Write out, unchanged, the lines that begin with the line containing "48, 1138, 84]" and end with the line containing "tracking-label: Mã vận", both of those lines included.
-- Start EXTRACTED MATERIAL --
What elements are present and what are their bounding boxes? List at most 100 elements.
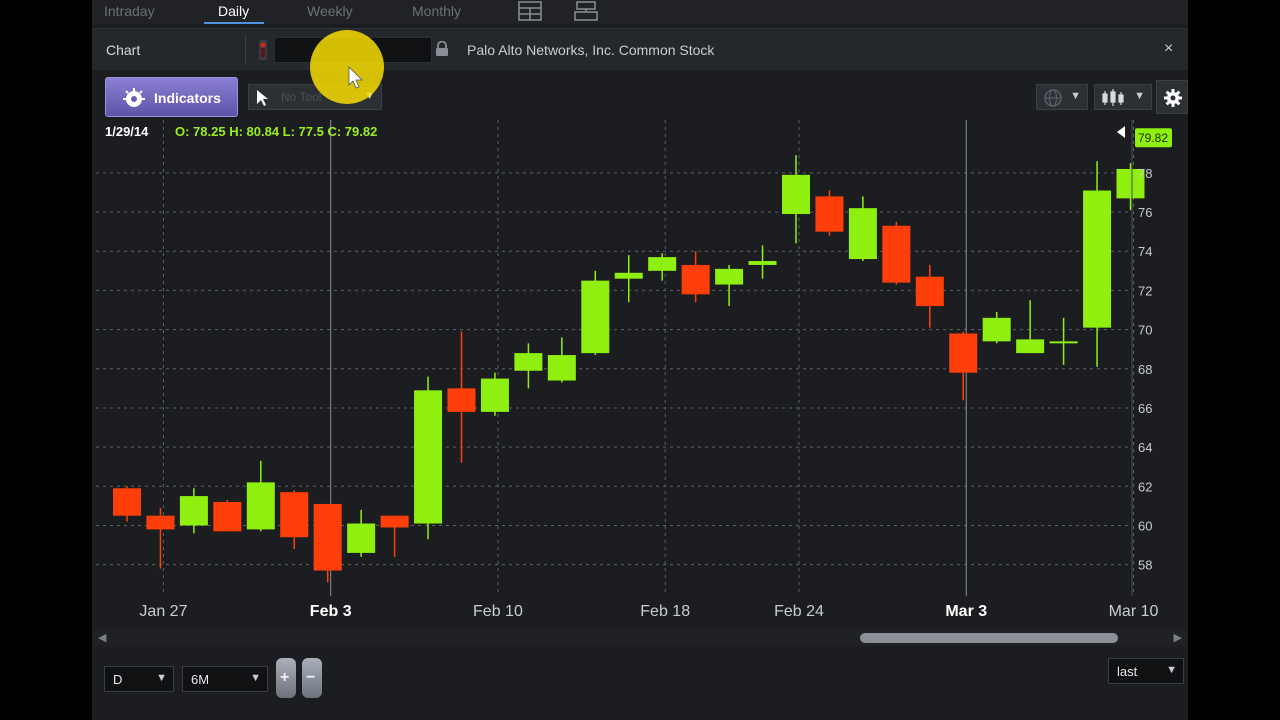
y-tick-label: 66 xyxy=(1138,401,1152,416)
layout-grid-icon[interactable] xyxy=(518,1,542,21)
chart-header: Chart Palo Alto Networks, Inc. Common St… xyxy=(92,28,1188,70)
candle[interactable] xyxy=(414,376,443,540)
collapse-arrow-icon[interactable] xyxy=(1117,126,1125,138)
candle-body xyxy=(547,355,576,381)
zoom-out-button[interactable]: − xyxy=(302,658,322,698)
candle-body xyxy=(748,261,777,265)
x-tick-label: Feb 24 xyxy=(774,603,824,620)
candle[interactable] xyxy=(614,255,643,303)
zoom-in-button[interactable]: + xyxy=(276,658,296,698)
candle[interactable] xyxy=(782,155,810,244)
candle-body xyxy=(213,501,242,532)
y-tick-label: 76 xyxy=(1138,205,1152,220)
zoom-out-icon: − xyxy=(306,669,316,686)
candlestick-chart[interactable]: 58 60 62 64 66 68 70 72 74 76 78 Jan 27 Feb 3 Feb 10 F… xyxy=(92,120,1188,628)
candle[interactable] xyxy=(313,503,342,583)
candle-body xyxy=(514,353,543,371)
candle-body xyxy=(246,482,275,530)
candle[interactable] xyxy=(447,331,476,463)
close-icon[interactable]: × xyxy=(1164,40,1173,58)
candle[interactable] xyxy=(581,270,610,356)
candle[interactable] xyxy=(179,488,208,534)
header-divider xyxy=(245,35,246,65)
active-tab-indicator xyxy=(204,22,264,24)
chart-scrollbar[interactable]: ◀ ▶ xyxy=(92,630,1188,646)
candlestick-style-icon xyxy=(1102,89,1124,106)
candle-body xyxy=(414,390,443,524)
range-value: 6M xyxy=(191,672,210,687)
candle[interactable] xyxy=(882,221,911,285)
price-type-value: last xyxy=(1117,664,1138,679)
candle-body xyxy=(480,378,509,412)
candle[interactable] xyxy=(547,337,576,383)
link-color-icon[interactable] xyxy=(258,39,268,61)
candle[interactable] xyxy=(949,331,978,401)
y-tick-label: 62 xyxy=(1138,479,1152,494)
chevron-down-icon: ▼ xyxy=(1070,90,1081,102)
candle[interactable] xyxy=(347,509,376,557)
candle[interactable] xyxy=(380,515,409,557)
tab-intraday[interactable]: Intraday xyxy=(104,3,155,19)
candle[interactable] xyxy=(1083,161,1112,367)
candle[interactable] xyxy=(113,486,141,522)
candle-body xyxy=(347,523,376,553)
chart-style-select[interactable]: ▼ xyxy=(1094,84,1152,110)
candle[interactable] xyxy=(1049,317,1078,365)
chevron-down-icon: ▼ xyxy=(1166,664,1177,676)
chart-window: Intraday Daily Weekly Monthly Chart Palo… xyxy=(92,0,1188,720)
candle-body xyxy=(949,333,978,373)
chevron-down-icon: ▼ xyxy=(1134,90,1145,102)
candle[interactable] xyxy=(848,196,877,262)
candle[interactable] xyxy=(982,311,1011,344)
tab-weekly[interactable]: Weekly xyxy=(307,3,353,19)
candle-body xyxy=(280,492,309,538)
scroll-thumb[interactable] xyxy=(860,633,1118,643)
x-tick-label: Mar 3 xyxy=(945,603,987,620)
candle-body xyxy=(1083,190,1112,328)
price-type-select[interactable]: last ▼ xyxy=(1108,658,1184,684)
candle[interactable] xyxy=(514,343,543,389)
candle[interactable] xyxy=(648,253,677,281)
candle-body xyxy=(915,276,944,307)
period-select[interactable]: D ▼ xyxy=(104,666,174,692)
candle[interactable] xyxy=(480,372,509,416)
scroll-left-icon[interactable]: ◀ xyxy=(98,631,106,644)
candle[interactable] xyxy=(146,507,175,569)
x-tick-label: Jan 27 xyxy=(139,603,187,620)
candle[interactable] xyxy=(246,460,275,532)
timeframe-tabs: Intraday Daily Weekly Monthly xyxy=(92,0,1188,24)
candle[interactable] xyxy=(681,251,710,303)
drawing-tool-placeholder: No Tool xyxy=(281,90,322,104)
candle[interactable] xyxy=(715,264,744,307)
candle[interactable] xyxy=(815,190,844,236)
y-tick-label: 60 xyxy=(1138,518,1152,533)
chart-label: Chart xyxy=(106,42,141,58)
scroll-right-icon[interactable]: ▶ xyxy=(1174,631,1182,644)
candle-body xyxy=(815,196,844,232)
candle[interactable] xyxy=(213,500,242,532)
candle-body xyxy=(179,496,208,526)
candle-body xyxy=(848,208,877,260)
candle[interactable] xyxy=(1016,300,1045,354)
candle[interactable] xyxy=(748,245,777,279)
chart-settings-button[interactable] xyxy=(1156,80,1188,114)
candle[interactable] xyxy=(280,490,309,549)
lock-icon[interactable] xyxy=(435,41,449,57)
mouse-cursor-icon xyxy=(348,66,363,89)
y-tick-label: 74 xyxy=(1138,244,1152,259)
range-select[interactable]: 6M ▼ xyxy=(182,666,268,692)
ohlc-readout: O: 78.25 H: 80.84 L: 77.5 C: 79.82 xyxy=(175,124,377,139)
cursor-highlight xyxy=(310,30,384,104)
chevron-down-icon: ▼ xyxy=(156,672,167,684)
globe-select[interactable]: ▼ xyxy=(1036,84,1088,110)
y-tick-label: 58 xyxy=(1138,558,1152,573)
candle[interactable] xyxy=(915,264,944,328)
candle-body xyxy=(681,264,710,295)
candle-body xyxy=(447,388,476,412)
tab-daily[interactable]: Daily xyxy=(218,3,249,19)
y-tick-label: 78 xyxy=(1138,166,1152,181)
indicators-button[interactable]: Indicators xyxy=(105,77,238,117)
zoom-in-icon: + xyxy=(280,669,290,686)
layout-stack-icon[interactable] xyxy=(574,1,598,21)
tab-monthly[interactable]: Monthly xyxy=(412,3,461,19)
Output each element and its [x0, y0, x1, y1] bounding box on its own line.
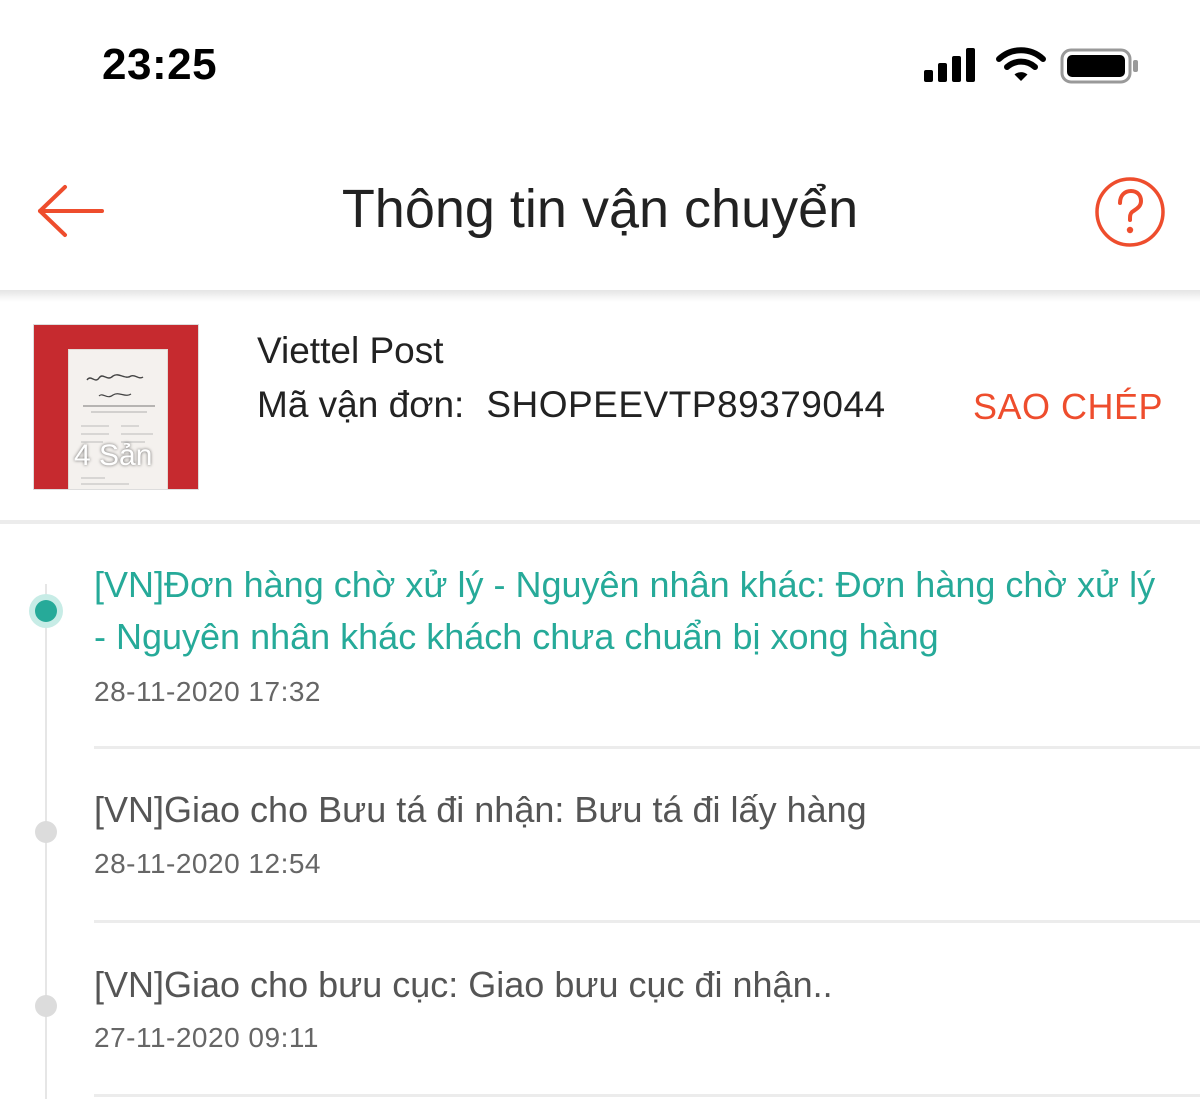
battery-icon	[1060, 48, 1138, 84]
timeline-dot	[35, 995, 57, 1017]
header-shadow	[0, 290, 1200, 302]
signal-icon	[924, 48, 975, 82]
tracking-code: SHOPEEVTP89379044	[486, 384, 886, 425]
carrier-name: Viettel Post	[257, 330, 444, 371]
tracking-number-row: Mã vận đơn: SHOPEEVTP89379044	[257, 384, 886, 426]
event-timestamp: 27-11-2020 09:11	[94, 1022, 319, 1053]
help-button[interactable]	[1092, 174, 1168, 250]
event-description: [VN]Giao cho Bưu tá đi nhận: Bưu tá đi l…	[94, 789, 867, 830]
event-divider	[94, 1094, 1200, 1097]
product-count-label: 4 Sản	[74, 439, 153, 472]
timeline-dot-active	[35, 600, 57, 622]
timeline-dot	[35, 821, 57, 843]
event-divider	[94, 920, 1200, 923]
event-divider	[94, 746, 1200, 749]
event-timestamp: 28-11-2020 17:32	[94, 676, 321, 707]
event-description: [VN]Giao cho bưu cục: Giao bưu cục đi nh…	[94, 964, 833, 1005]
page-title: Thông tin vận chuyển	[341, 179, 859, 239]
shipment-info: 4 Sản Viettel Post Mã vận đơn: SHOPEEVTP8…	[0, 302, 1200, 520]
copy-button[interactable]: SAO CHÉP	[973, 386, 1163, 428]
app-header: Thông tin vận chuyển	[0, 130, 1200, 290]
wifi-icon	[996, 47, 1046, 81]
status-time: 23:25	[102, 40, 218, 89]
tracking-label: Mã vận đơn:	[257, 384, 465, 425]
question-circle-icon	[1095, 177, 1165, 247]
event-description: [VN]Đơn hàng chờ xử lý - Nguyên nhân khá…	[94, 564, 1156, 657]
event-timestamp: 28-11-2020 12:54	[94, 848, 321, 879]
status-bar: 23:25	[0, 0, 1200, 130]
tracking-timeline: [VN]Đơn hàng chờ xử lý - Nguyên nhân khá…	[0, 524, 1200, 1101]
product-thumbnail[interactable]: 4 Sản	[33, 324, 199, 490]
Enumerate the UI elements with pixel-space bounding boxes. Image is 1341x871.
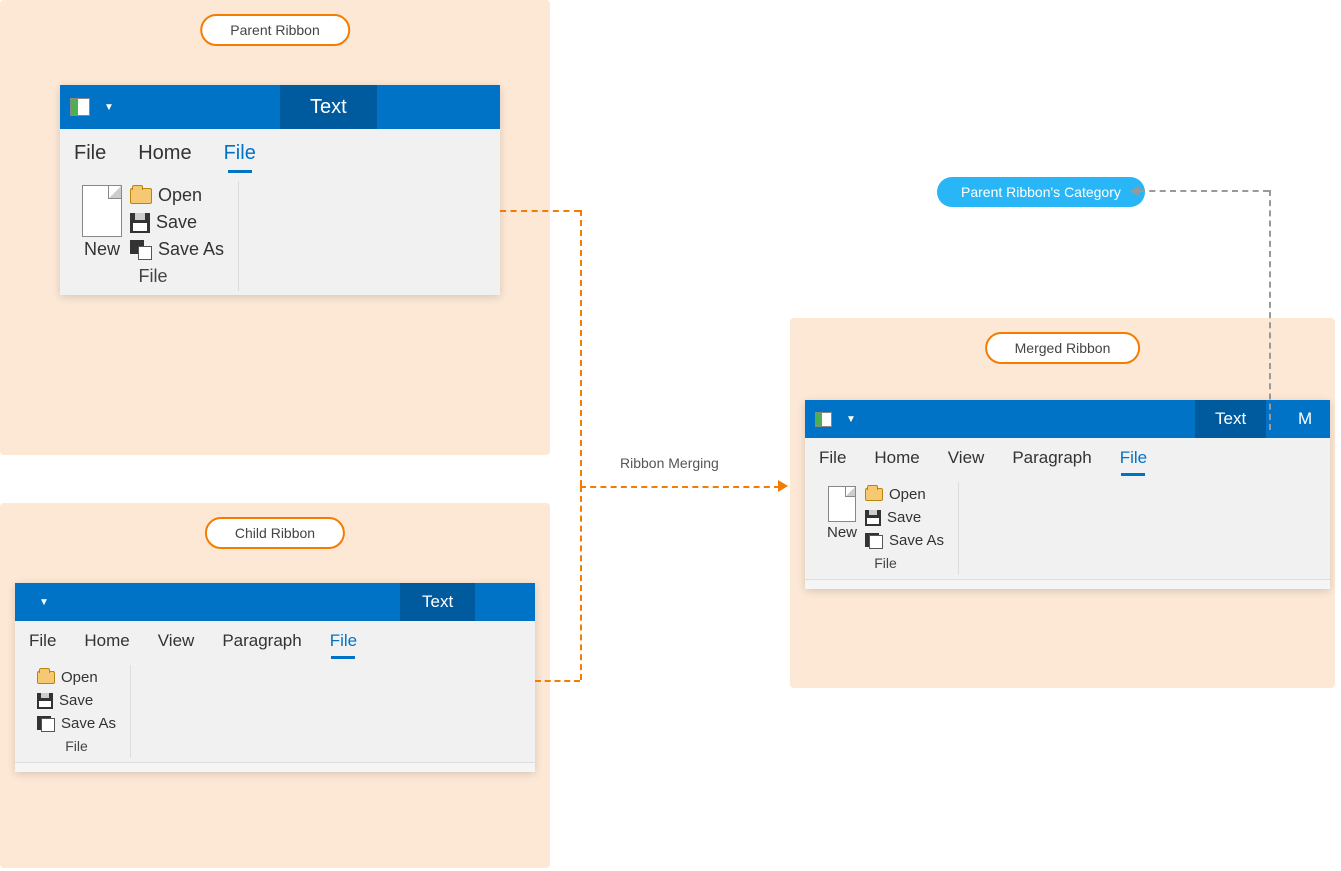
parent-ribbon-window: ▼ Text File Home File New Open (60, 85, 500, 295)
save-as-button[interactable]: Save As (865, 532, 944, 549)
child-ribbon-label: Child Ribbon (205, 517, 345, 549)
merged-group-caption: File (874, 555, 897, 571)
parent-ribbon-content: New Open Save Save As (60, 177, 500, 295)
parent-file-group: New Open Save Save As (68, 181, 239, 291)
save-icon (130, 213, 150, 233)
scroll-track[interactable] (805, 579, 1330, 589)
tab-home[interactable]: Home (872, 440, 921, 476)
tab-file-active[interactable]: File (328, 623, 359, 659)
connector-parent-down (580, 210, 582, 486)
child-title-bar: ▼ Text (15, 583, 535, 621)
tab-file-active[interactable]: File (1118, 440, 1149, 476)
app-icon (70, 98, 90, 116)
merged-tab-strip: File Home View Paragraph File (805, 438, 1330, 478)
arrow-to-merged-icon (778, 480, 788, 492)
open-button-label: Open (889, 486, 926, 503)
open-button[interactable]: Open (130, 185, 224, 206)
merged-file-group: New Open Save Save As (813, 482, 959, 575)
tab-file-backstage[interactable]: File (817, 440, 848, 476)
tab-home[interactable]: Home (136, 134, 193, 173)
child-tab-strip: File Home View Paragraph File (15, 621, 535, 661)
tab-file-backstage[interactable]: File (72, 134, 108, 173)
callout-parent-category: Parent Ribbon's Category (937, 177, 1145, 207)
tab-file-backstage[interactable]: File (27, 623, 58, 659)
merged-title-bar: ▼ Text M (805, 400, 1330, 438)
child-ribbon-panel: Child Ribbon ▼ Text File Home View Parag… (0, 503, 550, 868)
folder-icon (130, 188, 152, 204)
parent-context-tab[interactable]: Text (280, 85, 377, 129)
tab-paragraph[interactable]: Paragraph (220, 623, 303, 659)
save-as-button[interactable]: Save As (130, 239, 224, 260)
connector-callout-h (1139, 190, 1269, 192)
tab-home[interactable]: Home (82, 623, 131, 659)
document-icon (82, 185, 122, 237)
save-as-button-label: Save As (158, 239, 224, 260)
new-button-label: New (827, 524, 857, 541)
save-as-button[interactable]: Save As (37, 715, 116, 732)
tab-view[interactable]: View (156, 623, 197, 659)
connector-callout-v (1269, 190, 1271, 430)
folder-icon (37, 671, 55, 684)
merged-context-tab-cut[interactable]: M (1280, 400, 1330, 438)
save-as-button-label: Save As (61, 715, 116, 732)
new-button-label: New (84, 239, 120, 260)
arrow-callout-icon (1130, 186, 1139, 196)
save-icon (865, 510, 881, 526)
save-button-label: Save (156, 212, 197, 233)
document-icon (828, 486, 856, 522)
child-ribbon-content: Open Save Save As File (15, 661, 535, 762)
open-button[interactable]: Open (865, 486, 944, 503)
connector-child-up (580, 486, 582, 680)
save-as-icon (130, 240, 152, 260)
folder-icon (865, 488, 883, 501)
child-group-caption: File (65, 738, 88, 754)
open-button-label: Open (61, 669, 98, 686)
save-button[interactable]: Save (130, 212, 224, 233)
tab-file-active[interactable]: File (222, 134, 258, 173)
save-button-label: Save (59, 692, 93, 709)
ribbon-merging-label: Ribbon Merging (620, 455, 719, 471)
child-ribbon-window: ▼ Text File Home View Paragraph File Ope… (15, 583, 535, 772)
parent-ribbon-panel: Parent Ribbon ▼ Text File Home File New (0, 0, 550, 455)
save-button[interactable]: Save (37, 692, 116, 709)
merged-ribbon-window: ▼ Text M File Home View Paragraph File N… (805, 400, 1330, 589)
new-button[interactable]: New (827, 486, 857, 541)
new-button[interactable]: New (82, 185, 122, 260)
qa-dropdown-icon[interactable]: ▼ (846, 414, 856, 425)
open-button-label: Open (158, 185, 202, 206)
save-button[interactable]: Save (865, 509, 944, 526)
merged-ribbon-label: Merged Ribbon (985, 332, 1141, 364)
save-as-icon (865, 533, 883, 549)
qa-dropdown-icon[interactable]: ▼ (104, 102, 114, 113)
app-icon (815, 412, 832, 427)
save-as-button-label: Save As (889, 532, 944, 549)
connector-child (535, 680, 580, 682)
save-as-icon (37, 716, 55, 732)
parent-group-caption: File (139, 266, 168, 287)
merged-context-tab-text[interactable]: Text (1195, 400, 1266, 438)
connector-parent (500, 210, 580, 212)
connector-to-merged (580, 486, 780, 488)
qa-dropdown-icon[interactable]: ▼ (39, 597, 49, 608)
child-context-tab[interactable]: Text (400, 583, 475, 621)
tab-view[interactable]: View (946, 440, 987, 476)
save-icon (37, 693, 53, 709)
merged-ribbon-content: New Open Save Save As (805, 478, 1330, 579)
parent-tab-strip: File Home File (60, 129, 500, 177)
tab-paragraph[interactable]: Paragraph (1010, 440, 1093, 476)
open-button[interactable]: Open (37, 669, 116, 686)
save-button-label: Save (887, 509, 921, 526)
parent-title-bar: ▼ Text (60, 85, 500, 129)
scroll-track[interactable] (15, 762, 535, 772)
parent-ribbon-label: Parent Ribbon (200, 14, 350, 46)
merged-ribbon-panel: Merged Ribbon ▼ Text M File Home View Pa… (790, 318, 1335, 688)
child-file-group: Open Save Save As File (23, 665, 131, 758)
-- End EXTRACTED MATERIAL --
◆ **EXERCISE SOLUTION**:
battery-icon	[1060, 48, 1138, 84]
timeline-dot	[35, 995, 57, 1017]
header-shadow	[0, 290, 1200, 302]
signal-icon	[924, 48, 975, 82]
tracking-code: SHOPEEVTP89379044	[486, 384, 886, 425]
carrier-name: Viettel Post	[257, 330, 444, 371]
tracking-number-row: Mã vận đơn: SHOPEEVTP89379044	[257, 384, 886, 426]
event-timestamp: 27-11-2020 09:11	[94, 1022, 319, 1053]
help-button[interactable]	[1092, 174, 1168, 250]
event-description: [VN]Giao cho Bưu tá đi nhận: Bưu tá đi l…	[94, 789, 867, 830]
event-divider	[94, 1094, 1200, 1097]
product-count-label: 4 Sản	[74, 439, 153, 472]
timeline-dot-active	[35, 600, 57, 622]
timeline-dot	[35, 821, 57, 843]
event-divider	[94, 920, 1200, 923]
event-divider	[94, 746, 1200, 749]
event-timestamp: 28-11-2020 17:32	[94, 676, 321, 707]
event-description: [VN]Giao cho bưu cục: Giao bưu cục đi nh…	[94, 964, 833, 1005]
page-title: Thông tin vận chuyển	[341, 179, 859, 239]
shipment-info: 4 Sản Viettel Post Mã vận đơn: SHOPEEVTP8…	[0, 302, 1200, 520]
copy-button[interactable]: SAO CHÉP	[973, 386, 1163, 428]
app-header: Thông tin vận chuyển	[0, 130, 1200, 290]
wifi-icon	[996, 47, 1046, 81]
status-time: 23:25	[102, 40, 218, 89]
tracking-label: Mã vận đơn:	[257, 384, 465, 425]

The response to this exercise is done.